§ OBJECTIVE
Would you extract the whole listing below and retype it exactly?

§ RECORDS SHOWN
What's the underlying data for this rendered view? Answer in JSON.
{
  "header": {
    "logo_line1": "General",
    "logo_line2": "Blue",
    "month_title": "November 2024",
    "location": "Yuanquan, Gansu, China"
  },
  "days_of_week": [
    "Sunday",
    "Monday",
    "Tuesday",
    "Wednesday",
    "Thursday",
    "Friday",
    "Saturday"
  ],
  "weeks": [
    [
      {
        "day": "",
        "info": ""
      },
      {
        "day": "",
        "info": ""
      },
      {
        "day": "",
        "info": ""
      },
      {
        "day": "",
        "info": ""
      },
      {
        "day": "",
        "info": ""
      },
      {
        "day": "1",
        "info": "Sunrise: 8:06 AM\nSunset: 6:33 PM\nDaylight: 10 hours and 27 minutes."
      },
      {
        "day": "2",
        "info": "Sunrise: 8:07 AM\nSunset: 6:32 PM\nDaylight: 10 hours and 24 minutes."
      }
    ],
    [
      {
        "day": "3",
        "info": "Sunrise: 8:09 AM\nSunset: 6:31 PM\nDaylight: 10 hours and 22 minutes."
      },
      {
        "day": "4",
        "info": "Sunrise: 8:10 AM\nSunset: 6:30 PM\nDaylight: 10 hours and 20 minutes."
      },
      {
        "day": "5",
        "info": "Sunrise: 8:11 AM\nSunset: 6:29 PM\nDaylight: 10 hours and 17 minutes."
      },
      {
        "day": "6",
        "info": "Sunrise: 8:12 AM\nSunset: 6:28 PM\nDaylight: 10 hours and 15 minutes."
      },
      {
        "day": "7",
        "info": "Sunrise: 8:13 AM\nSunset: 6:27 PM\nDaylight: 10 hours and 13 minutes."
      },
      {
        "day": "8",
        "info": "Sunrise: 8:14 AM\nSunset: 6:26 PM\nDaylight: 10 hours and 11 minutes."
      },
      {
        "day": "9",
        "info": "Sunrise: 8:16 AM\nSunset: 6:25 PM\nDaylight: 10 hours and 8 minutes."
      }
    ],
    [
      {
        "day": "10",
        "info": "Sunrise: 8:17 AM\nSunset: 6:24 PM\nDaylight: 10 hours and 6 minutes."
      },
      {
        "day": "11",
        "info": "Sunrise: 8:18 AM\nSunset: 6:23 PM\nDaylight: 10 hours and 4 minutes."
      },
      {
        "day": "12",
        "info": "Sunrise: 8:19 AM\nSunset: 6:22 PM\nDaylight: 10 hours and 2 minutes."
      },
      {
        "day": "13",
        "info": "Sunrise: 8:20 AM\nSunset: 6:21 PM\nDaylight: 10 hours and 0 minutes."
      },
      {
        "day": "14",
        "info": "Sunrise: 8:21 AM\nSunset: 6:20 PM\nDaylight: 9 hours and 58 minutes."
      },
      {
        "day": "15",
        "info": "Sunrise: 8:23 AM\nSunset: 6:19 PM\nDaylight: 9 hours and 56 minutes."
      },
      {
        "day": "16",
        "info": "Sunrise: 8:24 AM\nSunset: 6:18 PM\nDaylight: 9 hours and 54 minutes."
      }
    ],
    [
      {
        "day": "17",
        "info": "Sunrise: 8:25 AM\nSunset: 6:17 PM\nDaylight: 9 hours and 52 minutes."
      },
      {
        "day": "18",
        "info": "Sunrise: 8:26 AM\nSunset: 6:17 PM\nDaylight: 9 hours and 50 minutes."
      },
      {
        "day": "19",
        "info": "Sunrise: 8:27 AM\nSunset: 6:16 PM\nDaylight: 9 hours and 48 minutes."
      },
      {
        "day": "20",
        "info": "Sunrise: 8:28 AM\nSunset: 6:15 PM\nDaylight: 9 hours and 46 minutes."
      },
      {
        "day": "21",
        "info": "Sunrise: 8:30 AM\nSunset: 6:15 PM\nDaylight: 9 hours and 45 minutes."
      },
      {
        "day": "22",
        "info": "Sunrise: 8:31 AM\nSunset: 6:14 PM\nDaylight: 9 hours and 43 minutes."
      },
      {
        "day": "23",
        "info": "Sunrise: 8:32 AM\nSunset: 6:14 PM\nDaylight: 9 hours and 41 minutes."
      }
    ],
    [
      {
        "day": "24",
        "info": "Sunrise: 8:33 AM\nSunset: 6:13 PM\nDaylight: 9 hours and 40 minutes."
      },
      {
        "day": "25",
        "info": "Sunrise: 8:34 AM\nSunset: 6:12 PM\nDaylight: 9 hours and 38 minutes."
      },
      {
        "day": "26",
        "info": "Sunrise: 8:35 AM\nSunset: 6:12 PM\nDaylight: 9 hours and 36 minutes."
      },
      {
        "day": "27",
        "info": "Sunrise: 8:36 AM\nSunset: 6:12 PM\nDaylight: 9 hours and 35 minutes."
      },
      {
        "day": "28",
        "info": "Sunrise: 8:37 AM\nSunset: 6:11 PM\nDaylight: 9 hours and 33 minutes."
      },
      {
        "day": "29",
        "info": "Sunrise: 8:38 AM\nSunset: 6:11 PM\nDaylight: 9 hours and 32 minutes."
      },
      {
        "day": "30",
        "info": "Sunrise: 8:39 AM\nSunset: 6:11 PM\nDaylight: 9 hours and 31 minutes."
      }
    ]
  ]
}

§ EXERCISE RESULT
What's the underlying data for this rendered view? Answer in JSON.
{
  "header": {
    "logo_line1": "General",
    "logo_line2": "Blue",
    "month_title": "November 2024",
    "location": "Yuanquan, Gansu, China"
  },
  "days_of_week": [
    "Sunday",
    "Monday",
    "Tuesday",
    "Wednesday",
    "Thursday",
    "Friday",
    "Saturday"
  ],
  "weeks": [
    [
      {
        "day": "",
        "info": ""
      },
      {
        "day": "",
        "info": ""
      },
      {
        "day": "",
        "info": ""
      },
      {
        "day": "",
        "info": ""
      },
      {
        "day": "",
        "info": ""
      },
      {
        "day": "1",
        "info": "Sunrise: 8:06 AM\nSunset: 6:33 PM\nDaylight: 10 hours and 27 minutes."
      },
      {
        "day": "2",
        "info": "Sunrise: 8:07 AM\nSunset: 6:32 PM\nDaylight: 10 hours and 24 minutes."
      }
    ],
    [
      {
        "day": "3",
        "info": "Sunrise: 8:09 AM\nSunset: 6:31 PM\nDaylight: 10 hours and 22 minutes."
      },
      {
        "day": "4",
        "info": "Sunrise: 8:10 AM\nSunset: 6:30 PM\nDaylight: 10 hours and 20 minutes."
      },
      {
        "day": "5",
        "info": "Sunrise: 8:11 AM\nSunset: 6:29 PM\nDaylight: 10 hours and 17 minutes."
      },
      {
        "day": "6",
        "info": "Sunrise: 8:12 AM\nSunset: 6:28 PM\nDaylight: 10 hours and 15 minutes."
      },
      {
        "day": "7",
        "info": "Sunrise: 8:13 AM\nSunset: 6:27 PM\nDaylight: 10 hours and 13 minutes."
      },
      {
        "day": "8",
        "info": "Sunrise: 8:14 AM\nSunset: 6:26 PM\nDaylight: 10 hours and 11 minutes."
      },
      {
        "day": "9",
        "info": "Sunrise: 8:16 AM\nSunset: 6:25 PM\nDaylight: 10 hours and 8 minutes."
      }
    ],
    [
      {
        "day": "10",
        "info": "Sunrise: 8:17 AM\nSunset: 6:24 PM\nDaylight: 10 hours and 6 minutes."
      },
      {
        "day": "11",
        "info": "Sunrise: 8:18 AM\nSunset: 6:23 PM\nDaylight: 10 hours and 4 minutes."
      },
      {
        "day": "12",
        "info": "Sunrise: 8:19 AM\nSunset: 6:22 PM\nDaylight: 10 hours and 2 minutes."
      },
      {
        "day": "13",
        "info": "Sunrise: 8:20 AM\nSunset: 6:21 PM\nDaylight: 10 hours and 0 minutes."
      },
      {
        "day": "14",
        "info": "Sunrise: 8:21 AM\nSunset: 6:20 PM\nDaylight: 9 hours and 58 minutes."
      },
      {
        "day": "15",
        "info": "Sunrise: 8:23 AM\nSunset: 6:19 PM\nDaylight: 9 hours and 56 minutes."
      },
      {
        "day": "16",
        "info": "Sunrise: 8:24 AM\nSunset: 6:18 PM\nDaylight: 9 hours and 54 minutes."
      }
    ],
    [
      {
        "day": "17",
        "info": "Sunrise: 8:25 AM\nSunset: 6:17 PM\nDaylight: 9 hours and 52 minutes."
      },
      {
        "day": "18",
        "info": "Sunrise: 8:26 AM\nSunset: 6:17 PM\nDaylight: 9 hours and 50 minutes."
      },
      {
        "day": "19",
        "info": "Sunrise: 8:27 AM\nSunset: 6:16 PM\nDaylight: 9 hours and 48 minutes."
      },
      {
        "day": "20",
        "info": "Sunrise: 8:28 AM\nSunset: 6:15 PM\nDaylight: 9 hours and 46 minutes."
      },
      {
        "day": "21",
        "info": "Sunrise: 8:30 AM\nSunset: 6:15 PM\nDaylight: 9 hours and 45 minutes."
      },
      {
        "day": "22",
        "info": "Sunrise: 8:31 AM\nSunset: 6:14 PM\nDaylight: 9 hours and 43 minutes."
      },
      {
        "day": "23",
        "info": "Sunrise: 8:32 AM\nSunset: 6:14 PM\nDaylight: 9 hours and 41 minutes."
      }
    ],
    [
      {
        "day": "24",
        "info": "Sunrise: 8:33 AM\nSunset: 6:13 PM\nDaylight: 9 hours and 40 minutes."
      },
      {
        "day": "25",
        "info": "Sunrise: 8:34 AM\nSunset: 6:12 PM\nDaylight: 9 hours and 38 minutes."
      },
      {
        "day": "26",
        "info": "Sunrise: 8:35 AM\nSunset: 6:12 PM\nDaylight: 9 hours and 36 minutes."
      },
      {
        "day": "27",
        "info": "Sunrise: 8:36 AM\nSunset: 6:12 PM\nDaylight: 9 hours and 35 minutes."
      },
      {
        "day": "28",
        "info": "Sunrise: 8:37 AM\nSunset: 6:11 PM\nDaylight: 9 hours and 33 minutes."
      },
      {
        "day": "29",
        "info": "Sunrise: 8:38 AM\nSunset: 6:11 PM\nDaylight: 9 hours and 32 minutes."
      },
      {
        "day": "30",
        "info": "Sunrise: 8:39 AM\nSunset: 6:11 PM\nDaylight: 9 hours and 31 minutes."
      }
    ]
  ]
}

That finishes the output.